WHAT THE TASK REQUIRES: Note each line that includes the word "name". Copy those lines.

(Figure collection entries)
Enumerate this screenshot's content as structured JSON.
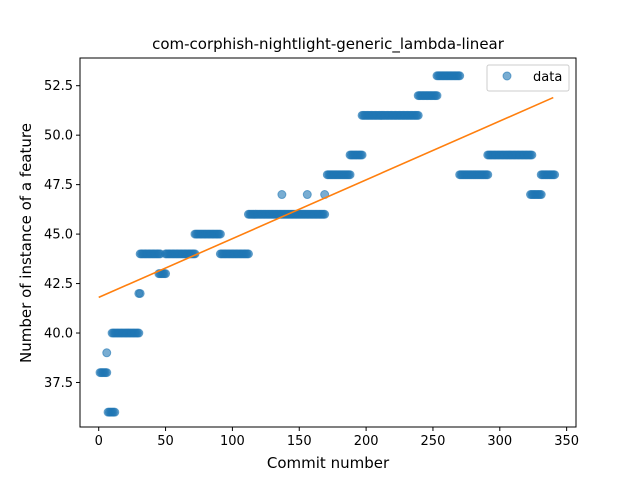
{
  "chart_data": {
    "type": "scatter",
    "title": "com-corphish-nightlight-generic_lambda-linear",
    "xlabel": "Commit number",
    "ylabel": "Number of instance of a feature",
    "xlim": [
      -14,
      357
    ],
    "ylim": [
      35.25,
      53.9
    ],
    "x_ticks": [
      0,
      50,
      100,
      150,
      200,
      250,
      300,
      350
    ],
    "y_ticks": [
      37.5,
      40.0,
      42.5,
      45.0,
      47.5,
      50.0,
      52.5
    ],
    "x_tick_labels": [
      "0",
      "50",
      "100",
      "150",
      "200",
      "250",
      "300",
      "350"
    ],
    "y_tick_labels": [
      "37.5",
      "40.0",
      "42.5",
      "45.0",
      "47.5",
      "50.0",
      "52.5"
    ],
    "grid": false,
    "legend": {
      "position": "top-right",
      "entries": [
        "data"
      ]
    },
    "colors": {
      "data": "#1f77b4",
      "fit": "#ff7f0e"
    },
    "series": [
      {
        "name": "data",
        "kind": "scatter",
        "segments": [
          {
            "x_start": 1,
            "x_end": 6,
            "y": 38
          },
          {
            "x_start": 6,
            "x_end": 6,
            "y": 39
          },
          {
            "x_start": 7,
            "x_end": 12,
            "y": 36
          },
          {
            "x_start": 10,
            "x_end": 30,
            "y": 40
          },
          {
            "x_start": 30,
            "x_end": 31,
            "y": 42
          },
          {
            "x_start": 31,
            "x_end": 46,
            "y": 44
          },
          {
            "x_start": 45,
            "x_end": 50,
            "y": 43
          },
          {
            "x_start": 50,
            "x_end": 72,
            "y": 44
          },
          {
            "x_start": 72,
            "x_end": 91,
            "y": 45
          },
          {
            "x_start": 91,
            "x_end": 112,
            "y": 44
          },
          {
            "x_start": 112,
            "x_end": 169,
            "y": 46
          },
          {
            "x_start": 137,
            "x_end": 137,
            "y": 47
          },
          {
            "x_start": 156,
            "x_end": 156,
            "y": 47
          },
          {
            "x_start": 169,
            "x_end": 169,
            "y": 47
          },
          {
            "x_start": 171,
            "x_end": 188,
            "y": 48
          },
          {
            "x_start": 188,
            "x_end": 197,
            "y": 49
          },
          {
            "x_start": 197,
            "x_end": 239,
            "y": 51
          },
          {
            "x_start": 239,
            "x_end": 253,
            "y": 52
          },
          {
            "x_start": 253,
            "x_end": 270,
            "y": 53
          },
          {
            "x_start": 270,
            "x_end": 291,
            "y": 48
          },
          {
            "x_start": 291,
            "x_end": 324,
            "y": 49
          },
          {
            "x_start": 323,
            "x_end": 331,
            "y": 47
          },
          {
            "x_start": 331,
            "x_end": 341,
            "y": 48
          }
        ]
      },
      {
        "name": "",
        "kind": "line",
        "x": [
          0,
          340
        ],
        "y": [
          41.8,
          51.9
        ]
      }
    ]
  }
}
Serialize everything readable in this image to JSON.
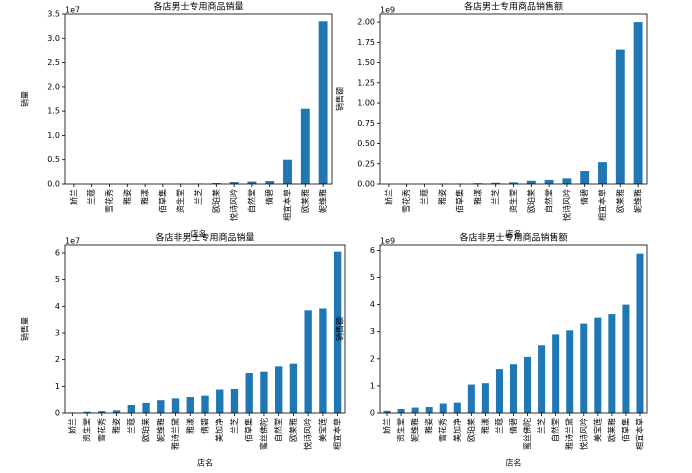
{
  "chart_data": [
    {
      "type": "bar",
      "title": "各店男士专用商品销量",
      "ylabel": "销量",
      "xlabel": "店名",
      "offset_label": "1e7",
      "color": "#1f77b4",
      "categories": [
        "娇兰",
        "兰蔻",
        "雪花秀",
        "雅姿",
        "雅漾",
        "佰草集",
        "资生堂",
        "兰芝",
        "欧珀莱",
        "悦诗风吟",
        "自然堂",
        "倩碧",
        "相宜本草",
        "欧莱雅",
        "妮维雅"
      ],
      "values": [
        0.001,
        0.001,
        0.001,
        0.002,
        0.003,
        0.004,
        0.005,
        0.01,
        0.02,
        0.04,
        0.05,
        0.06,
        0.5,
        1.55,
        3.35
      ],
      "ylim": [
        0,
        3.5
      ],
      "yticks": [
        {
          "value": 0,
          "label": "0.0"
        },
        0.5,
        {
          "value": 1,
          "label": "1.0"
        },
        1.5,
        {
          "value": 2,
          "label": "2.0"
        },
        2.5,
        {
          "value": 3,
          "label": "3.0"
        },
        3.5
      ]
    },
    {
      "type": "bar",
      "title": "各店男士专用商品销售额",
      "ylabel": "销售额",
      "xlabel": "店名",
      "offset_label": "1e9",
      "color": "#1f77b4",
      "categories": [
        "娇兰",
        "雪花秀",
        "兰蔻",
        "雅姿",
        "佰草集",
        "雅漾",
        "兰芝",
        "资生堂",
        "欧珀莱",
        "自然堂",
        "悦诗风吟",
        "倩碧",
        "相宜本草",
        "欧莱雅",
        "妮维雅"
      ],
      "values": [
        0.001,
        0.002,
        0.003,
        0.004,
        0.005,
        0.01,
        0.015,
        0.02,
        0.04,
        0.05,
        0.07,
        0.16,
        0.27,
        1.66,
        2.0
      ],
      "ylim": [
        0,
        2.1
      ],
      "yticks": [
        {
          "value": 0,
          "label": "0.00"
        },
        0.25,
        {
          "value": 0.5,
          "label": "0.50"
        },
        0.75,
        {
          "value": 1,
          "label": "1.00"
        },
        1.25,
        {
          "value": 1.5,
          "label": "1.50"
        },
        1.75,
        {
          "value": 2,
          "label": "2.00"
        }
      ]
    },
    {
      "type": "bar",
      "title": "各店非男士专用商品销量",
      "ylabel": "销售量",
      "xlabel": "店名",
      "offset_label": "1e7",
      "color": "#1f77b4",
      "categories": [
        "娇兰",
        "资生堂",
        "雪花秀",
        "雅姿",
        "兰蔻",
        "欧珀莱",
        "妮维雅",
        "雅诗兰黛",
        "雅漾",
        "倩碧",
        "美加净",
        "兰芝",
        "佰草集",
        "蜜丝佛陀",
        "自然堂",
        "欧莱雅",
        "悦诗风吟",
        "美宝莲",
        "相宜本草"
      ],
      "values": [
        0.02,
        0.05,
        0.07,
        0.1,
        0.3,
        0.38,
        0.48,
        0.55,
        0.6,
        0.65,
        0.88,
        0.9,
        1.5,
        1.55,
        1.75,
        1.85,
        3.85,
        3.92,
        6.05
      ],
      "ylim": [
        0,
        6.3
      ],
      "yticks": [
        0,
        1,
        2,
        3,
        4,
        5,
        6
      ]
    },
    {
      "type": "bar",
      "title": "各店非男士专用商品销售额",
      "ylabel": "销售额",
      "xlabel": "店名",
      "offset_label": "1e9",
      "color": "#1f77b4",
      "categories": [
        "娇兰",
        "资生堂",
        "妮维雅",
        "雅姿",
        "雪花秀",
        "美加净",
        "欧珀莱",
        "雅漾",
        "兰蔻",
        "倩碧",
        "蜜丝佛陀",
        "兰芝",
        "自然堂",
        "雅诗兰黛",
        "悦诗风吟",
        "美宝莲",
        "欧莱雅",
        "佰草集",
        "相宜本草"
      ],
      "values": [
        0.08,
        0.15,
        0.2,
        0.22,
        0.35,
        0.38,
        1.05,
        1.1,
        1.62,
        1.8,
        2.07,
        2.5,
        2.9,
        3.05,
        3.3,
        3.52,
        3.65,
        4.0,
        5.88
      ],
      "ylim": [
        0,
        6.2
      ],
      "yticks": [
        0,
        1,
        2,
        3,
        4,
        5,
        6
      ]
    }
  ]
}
--
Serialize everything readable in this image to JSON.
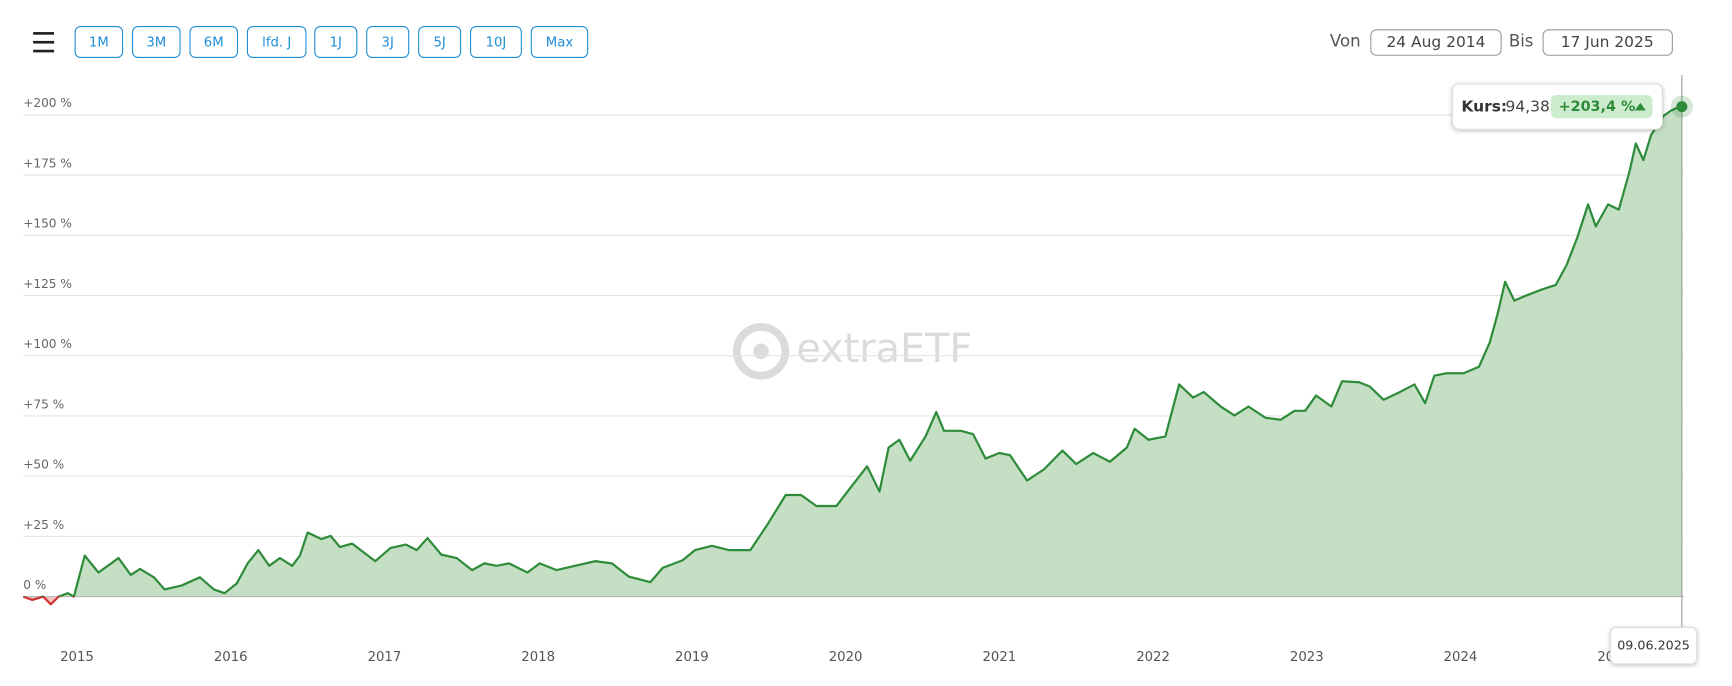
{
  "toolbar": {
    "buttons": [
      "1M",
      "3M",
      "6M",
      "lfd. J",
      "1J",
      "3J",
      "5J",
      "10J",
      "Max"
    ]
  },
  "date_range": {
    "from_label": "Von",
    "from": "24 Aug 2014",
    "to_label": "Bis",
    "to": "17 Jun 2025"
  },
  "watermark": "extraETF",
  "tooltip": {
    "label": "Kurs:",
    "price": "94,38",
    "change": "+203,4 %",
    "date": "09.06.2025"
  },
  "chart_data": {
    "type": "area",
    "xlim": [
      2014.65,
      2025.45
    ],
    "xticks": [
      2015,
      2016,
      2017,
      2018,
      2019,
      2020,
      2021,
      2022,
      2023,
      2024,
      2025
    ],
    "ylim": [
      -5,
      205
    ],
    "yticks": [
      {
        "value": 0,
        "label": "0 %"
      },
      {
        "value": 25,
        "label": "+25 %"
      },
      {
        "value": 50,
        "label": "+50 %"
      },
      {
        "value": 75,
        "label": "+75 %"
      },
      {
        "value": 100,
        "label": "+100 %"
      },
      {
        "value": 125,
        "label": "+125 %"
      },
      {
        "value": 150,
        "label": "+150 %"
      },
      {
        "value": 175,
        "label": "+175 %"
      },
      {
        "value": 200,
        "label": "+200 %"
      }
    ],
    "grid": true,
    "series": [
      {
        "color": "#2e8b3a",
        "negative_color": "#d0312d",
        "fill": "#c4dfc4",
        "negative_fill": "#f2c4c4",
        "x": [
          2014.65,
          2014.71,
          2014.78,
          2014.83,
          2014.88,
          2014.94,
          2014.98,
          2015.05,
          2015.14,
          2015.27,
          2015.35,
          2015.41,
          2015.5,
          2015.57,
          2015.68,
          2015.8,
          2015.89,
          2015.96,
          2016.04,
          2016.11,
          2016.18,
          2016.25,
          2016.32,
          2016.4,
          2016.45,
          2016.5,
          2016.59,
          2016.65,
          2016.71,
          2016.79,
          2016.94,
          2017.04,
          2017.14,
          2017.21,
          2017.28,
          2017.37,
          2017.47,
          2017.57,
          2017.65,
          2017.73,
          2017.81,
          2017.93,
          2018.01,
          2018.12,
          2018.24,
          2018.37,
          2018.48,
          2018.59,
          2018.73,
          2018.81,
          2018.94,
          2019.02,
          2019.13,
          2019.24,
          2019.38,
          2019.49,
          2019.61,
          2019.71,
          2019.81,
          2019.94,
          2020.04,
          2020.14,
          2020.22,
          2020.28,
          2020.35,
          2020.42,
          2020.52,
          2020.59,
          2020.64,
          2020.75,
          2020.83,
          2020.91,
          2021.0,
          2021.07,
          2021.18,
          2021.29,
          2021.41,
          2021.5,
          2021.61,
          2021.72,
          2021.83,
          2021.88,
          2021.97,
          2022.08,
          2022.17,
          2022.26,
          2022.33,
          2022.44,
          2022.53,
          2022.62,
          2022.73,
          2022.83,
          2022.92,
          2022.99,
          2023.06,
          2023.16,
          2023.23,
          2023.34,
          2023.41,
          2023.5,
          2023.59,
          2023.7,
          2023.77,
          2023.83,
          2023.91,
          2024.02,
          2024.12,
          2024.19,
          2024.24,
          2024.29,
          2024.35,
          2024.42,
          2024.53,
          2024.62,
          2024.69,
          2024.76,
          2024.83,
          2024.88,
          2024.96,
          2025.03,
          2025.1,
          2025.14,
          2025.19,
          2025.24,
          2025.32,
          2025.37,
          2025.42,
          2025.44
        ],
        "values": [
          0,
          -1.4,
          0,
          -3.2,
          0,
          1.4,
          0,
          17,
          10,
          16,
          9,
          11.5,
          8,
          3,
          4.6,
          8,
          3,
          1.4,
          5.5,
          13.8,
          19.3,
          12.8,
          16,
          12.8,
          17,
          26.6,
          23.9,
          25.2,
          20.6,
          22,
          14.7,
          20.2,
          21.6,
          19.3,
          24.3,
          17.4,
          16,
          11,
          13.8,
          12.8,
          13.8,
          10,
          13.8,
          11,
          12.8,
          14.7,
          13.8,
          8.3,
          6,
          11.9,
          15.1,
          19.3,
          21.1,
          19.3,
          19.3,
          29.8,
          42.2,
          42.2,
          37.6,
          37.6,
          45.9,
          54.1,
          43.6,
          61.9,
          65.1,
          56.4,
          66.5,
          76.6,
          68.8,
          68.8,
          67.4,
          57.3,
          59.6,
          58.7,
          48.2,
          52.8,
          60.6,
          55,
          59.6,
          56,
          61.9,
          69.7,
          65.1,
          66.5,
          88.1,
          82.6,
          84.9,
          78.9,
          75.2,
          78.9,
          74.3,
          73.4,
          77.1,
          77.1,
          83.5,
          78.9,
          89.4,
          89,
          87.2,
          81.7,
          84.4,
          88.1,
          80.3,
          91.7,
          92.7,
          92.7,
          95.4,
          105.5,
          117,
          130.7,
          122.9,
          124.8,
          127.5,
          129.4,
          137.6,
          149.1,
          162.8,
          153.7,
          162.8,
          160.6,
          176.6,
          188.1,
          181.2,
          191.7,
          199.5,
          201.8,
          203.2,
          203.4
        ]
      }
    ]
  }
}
---
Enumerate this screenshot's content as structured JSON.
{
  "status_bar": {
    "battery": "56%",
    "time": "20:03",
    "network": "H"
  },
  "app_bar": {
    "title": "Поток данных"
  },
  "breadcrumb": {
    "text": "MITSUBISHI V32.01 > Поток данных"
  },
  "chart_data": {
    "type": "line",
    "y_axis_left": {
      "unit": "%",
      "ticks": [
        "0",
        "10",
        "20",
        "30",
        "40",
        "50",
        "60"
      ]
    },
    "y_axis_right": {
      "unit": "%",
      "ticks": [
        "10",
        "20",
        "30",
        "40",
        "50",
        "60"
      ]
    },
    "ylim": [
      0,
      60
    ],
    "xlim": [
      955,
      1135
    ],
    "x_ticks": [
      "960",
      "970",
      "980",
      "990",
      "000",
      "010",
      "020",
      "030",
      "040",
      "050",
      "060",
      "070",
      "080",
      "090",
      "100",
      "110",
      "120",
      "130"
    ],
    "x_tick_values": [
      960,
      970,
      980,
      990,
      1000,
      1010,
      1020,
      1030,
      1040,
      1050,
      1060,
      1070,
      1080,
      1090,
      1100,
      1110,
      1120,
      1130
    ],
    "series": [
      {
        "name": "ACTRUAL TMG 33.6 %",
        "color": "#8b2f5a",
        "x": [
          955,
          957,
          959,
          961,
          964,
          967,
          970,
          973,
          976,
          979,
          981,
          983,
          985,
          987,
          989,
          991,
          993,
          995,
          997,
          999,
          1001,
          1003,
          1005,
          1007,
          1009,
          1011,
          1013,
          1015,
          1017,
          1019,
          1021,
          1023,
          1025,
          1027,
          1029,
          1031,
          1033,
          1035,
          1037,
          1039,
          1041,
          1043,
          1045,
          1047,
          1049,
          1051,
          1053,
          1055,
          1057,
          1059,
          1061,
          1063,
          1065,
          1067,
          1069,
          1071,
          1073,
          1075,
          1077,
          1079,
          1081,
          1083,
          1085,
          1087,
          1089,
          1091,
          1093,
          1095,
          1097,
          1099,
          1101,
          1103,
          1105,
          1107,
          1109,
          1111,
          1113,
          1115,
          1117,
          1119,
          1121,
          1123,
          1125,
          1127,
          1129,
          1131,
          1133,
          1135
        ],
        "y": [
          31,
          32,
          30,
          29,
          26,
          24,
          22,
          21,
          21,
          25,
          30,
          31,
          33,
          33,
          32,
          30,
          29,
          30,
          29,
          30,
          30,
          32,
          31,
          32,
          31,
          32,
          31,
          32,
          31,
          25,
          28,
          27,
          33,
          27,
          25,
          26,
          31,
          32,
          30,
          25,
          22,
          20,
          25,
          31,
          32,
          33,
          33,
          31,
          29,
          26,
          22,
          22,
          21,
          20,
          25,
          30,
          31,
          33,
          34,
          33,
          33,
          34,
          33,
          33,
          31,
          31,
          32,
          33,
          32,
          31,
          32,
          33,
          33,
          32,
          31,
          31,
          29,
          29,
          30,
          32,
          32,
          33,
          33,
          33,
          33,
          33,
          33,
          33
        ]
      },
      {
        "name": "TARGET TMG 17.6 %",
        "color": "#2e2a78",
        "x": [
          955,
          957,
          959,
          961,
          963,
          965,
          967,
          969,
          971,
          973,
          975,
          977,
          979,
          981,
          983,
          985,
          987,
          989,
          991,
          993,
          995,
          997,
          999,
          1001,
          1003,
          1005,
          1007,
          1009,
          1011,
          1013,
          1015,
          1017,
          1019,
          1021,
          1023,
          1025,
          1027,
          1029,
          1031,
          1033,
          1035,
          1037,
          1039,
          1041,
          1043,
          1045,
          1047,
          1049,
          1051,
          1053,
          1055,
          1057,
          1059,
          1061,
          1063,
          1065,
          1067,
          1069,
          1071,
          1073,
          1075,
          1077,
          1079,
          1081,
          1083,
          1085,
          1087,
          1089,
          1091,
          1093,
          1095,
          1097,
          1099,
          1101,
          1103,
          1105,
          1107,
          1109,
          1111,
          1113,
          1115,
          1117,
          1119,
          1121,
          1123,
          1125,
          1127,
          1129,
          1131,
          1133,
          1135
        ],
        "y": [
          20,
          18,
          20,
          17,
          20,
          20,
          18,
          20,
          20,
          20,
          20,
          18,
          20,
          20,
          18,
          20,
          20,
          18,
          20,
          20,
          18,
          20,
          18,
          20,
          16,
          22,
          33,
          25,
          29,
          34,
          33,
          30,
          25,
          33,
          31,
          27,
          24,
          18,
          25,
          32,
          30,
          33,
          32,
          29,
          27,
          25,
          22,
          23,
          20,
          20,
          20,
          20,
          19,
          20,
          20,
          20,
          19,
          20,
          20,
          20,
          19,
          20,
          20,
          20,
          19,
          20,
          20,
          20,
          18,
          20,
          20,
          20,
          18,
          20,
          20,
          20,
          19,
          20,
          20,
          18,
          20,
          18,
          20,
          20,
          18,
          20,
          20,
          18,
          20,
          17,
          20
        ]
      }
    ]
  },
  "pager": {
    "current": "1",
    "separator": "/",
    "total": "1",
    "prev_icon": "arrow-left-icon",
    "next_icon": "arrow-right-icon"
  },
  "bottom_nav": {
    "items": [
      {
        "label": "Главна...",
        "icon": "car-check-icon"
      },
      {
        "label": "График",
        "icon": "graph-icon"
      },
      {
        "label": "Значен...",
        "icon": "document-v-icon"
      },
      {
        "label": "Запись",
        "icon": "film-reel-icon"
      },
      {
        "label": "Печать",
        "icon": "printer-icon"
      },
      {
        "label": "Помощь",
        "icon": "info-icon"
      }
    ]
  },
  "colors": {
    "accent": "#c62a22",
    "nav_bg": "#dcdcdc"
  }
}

RESULT OF THE TASK:
        "name": "data",
        "name": "",
        "name": "ACTRUAL TMG 33.6 %",
        "name": "TARGET TMG 17.6 %",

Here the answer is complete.